• _MATERIALS PROVIDED_
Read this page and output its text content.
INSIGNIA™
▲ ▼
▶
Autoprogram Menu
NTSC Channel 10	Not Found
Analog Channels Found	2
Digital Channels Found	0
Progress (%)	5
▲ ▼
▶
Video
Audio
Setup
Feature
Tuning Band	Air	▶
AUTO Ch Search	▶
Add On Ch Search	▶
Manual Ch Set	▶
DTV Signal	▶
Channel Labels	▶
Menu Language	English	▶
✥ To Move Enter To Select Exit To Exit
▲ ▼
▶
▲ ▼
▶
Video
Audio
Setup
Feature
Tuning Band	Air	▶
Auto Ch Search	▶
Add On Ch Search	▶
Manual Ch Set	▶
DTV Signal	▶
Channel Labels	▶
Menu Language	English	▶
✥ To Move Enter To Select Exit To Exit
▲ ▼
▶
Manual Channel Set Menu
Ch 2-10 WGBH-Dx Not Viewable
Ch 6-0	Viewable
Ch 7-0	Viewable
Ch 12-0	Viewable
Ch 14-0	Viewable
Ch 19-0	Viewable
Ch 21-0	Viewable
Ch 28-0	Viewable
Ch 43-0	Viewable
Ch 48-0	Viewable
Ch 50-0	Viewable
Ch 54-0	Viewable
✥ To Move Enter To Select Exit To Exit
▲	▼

• _EXERCISE DIRECTIONS_
Return, from the data, each line that has the word "Channels" in it.

• _WORKED SOLUTION_
Analog Channels Found	2
Digital Channels Found	0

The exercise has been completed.